━━ Information supplied
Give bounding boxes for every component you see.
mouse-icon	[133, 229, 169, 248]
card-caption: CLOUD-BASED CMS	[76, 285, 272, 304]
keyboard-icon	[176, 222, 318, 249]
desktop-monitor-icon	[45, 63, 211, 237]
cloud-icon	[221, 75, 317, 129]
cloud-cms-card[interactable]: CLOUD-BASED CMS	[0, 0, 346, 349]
━━━━
What is needed -
Render each line of the records as a Markdown table with two columns, Row and Line, omitting any blank lines.

Written solution -
| Row | Line |
|---|---|
| 1 | Give bounding boxes for every component you see. |
| 2 | mouse-icon	[133, 229, 169, 248] |
| 3 | card-caption: CLOUD-BASED CMS	[76, 285, 272, 304] |
| 4 | keyboard-icon	[176, 222, 318, 249] |
| 5 | desktop-monitor-icon	[45, 63, 211, 237] |
| 6 | cloud-icon	[221, 75, 317, 129] |
| 7 | cloud-cms-card[interactable]: CLOUD-BASED CMS	[0, 0, 346, 349] |